WHAT IS NEEDED
Identify the lines holding "that" and copy them.

____

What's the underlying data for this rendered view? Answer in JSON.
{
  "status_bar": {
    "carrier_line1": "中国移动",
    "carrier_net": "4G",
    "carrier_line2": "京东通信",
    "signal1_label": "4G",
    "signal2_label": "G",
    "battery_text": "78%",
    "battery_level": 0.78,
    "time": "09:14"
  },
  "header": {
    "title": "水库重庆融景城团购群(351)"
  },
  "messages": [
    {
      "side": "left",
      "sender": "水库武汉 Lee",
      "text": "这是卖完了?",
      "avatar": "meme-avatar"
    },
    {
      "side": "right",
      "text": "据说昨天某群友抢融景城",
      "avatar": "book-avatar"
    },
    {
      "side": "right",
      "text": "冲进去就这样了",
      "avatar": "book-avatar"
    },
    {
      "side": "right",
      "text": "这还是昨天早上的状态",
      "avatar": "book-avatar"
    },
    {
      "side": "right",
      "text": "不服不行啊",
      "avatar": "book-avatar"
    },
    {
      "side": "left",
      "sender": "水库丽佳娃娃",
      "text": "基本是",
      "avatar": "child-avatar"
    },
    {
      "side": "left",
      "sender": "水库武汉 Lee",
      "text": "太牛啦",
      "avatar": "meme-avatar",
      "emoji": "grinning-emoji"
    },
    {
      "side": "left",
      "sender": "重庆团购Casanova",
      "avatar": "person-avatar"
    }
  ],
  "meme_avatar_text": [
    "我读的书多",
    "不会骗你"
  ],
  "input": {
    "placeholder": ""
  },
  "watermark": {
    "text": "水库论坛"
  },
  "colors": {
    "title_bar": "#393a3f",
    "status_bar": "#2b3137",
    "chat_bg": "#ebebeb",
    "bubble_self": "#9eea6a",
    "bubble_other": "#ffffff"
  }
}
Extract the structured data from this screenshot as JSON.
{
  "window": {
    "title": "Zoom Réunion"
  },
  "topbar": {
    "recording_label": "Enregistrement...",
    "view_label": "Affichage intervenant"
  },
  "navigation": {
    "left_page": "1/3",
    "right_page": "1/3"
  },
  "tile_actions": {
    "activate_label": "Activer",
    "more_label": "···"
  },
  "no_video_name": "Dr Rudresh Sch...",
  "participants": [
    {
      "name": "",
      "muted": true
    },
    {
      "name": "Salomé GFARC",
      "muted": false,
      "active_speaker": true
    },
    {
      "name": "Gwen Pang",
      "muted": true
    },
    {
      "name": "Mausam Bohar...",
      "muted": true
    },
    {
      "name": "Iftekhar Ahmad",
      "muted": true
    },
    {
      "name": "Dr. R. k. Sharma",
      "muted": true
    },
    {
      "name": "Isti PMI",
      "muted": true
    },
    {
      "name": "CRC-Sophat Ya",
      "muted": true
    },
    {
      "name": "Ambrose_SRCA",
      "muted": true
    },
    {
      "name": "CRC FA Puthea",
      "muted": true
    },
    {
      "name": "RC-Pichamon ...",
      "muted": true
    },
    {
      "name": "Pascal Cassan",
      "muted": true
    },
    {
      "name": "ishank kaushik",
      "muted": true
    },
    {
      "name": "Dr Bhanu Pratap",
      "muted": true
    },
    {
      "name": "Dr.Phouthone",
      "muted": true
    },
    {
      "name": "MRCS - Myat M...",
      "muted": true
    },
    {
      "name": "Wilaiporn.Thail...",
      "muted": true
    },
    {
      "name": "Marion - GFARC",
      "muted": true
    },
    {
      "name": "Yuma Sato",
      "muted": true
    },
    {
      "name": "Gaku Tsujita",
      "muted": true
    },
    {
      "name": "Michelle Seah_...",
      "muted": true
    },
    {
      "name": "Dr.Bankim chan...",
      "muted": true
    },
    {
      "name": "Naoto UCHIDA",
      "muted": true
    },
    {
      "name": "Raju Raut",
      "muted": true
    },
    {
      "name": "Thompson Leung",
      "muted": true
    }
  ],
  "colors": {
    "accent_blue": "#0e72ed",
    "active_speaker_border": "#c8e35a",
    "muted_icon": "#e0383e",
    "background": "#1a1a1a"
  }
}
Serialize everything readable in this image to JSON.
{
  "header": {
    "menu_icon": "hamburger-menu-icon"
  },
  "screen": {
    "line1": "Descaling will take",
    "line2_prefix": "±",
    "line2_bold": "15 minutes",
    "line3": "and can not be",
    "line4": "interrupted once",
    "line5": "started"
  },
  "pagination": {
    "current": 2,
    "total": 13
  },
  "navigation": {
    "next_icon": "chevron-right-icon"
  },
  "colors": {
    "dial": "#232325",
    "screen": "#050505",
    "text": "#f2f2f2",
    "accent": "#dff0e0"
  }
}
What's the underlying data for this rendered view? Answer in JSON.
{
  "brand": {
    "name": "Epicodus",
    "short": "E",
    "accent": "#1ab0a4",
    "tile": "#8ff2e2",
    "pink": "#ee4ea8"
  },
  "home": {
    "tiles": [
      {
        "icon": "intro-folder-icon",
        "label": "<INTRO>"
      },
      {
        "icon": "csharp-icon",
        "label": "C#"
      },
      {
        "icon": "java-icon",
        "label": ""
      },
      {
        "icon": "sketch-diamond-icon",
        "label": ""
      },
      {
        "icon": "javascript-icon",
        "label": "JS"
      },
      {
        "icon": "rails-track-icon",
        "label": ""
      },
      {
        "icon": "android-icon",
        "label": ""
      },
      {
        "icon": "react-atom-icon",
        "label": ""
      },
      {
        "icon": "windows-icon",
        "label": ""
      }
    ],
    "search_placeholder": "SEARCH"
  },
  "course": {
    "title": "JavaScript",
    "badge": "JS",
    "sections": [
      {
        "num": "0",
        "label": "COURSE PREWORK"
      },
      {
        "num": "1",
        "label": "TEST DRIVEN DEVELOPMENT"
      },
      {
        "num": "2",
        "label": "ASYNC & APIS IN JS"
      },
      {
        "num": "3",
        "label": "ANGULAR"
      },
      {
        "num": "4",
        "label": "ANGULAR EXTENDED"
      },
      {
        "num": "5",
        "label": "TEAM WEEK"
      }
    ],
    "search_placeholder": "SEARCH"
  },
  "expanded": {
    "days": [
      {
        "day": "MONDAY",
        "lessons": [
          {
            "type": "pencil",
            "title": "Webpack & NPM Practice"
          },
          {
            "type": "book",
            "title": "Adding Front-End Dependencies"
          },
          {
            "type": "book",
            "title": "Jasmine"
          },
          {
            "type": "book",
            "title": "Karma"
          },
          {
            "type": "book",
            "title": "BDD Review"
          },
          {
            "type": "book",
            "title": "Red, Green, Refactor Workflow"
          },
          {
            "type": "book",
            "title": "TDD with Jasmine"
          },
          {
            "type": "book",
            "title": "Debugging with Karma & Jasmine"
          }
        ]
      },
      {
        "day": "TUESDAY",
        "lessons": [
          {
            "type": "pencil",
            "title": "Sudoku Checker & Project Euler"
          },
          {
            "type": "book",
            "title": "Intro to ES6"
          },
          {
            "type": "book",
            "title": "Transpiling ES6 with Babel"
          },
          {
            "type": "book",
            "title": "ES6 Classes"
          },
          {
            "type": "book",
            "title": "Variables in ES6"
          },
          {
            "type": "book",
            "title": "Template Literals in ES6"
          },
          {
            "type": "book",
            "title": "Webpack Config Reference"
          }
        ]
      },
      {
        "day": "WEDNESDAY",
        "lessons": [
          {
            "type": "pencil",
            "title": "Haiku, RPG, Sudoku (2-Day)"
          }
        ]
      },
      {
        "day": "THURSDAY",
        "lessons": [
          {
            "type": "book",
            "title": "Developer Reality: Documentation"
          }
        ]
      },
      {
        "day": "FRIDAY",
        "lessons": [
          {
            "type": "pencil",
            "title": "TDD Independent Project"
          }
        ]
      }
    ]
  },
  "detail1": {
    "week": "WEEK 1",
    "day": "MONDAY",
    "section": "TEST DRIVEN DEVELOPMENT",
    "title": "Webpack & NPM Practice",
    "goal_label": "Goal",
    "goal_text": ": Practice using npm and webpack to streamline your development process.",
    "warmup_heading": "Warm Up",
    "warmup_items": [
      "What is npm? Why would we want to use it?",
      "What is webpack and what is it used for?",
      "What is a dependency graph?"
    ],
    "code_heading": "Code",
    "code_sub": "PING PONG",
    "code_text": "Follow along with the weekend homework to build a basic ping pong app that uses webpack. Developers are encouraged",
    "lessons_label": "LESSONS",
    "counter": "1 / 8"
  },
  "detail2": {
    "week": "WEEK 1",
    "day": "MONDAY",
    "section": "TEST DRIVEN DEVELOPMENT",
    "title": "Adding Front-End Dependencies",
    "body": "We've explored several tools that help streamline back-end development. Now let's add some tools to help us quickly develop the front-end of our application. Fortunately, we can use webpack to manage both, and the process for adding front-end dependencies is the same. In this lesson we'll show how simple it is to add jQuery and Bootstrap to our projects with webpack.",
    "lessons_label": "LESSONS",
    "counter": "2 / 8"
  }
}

____

RESULT OF THE EXERCISE
    "code_text": "Follow along with the weekend homework to build a basic ping pong app that uses webpack. Developers are encouraged",
    "body": "We've explored several tools that help streamline back-end development. Now let's add some tools to help us quickly develop the front-end of our application. Fortunately, we can use webpack to manage both, and the process for adding front-end dependencies is the same. In this lesson we'll show how simple it is to add jQuery and Bootstrap to our projects with webpack.",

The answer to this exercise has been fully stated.